Austrália. A esquerda ganhou. Um canguru fumou e pirou

por Armando Coelho Neto

Estou em Sidney, na Austrália. Ainda não vi nem comi canguru, e os rostos asiáticos, latinos, afros e outras matizes me transportam a uma metrópole qualquer. Dizem que australianos são apenas 20%, e os demais são X-Tudo – como aqueles lanches de porta de estádio no Brasil. Tempo curto, encaixo-me no que teria dito Clarice Lispector: “Os  relatos dos curtos viajantes nunca me deram uma ideia exata dos lugares onde eles estiveram”. Eis o filtro a ser aplicado pelo leitor.

 Migração, trabalho, hipocrisia e um pouco de sonho são temas de raspão. É o que impõe o espaço e a frágil visão de breve viajante. Migração, por estar entre os mísseis fatais na artilharia da extrema-direita no mundo, com o qual quer devolver o planeta à barbárie. Na Austrália não foi diferente nas eleições encerradas sábado. Anthony Albanese, atual primeiro-ministro (esquerda liberal), foi obrigado a endurecer as regras.  Ouve até uma candidata extremista que não perdeu tempo, e onde pode espalhou – “Trumpest – Make Australia Great“ – assim mesmo, com o superlativo “est“ e sem again.

Trump balançou o coreto australiano, e Albanese ficou mal na fita. Mas, da estupidez com o palhaço Zelensky ao tarifaço, a coisa foi mudando. Peter Dutton (extrema-direita) estava bem nas pesquisas… e aí larari larara. O estrangeiro sequer notou que era dia de eleição, e eleitores nas praias votaram com biquínis e shorts. Não houve ataques às instituições, tentativas de golpe, sem “bíblias e quebra-quebra pacíficos“, tudo em clima de quem vê o dia amanhecer primeiro, ainda com cheirinho de lua de um belo céu que tem feito por aqui.

= = = =

▸ **Tarefa proposta 1**
Na listagem, reescreva as linhas a partir da que contém "product-name: 青岛、崂山、烟台、蓬莱、威海、大连、旅顺双飞五日游 <box>63" até a que contém "price-1: 2380 <box>469 915 630 953</box>", inclusive. Troque "child-price" por "preco-crianca" e mantenha todo o resto igual.
O texto acima e a listagem a seguir têm origens diferentes.

= = = =

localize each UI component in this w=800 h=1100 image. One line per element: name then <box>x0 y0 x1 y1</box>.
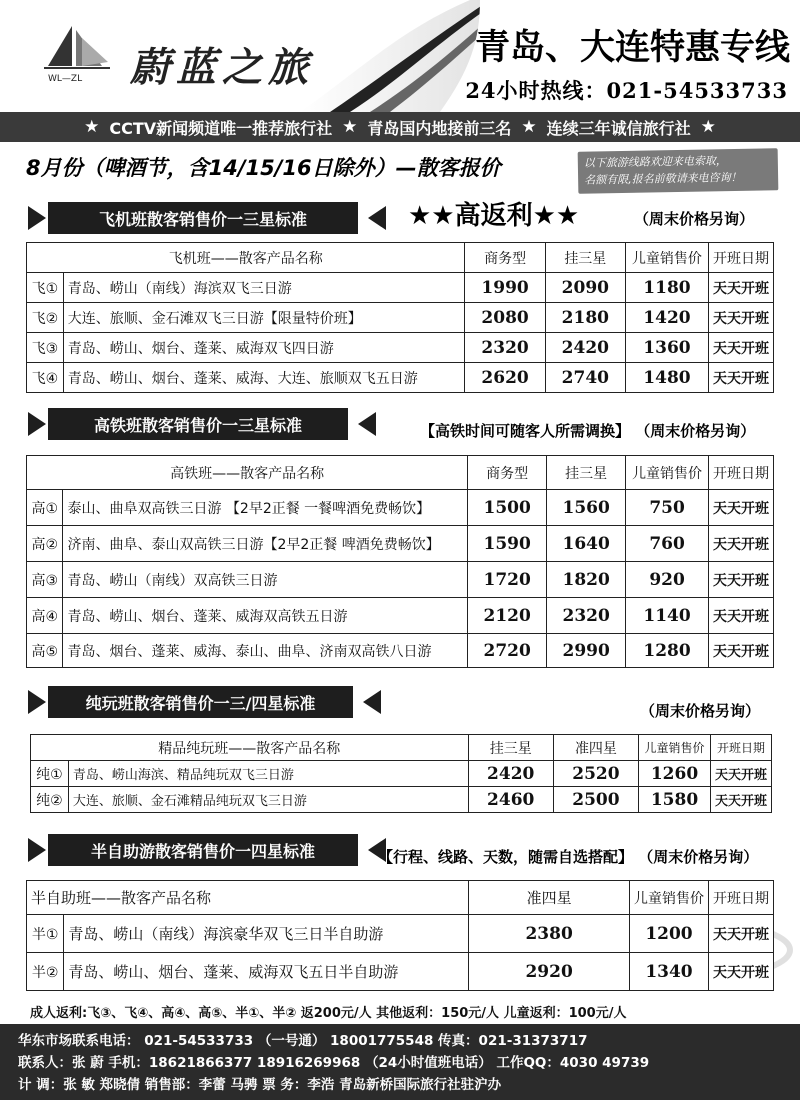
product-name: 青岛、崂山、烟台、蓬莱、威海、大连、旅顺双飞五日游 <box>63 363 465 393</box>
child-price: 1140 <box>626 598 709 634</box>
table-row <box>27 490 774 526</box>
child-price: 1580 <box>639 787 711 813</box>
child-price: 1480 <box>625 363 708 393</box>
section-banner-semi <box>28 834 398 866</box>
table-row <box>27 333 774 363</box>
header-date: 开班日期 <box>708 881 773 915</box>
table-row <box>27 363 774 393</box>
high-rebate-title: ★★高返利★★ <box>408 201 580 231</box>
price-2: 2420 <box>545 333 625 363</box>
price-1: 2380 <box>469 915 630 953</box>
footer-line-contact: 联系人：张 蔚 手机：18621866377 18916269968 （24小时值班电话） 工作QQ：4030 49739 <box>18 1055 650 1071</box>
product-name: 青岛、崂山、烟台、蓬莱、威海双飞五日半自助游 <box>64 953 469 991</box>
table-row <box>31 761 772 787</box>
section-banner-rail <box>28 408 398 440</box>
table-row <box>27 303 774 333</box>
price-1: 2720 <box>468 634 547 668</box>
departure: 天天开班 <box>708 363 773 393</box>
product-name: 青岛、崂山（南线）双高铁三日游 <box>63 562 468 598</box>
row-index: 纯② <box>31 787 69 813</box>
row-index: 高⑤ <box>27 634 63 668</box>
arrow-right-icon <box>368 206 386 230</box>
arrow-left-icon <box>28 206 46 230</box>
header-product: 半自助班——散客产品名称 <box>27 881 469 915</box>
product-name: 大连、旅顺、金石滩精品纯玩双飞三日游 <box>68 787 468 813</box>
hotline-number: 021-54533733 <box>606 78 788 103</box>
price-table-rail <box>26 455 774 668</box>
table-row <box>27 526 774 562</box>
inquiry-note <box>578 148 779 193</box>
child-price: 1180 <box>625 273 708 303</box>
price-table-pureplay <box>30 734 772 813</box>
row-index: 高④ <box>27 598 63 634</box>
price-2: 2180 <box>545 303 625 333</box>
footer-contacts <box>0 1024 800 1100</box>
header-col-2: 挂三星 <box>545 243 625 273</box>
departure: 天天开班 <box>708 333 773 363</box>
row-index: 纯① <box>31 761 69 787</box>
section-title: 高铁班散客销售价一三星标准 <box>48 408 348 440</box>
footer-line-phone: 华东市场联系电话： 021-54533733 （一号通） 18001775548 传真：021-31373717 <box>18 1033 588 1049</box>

= = = =

▸ **Tarefa proposta 2**
Traduza para o inglês esta frase do texto sobre as eleições na Austrália: "Na Austrália não foi diferente nas eleições encerradas sábado."

▸ **Resposta correta 1**
product-name: 青岛、崂山、烟台、蓬莱、威海、大连、旅顺双飞五日游 <box>63 363 465 393</box>
preco-crianca: 1140 <box>626 598 709 634</box>
table-row <box>27 490 774 526</box>
preco-crianca: 1580 <box>639 787 711 813</box>
preco-crianca: 1480 <box>625 363 708 393</box>
section-banner-semi <box>28 834 398 866</box>
table-row <box>27 333 774 363</box>
header-date: 开班日期 <box>708 881 773 915</box>
table-row <box>27 363 774 393</box>
high-rebate-title: ★★高返利★★ <box>408 201 580 231</box>
price-2: 2420 <box>545 333 625 363</box>
price-1: 2380 <box>469 915 630 953</box>

▸ **Resposta correta 2**
In Australia it was no different in the elections that ended on Saturday.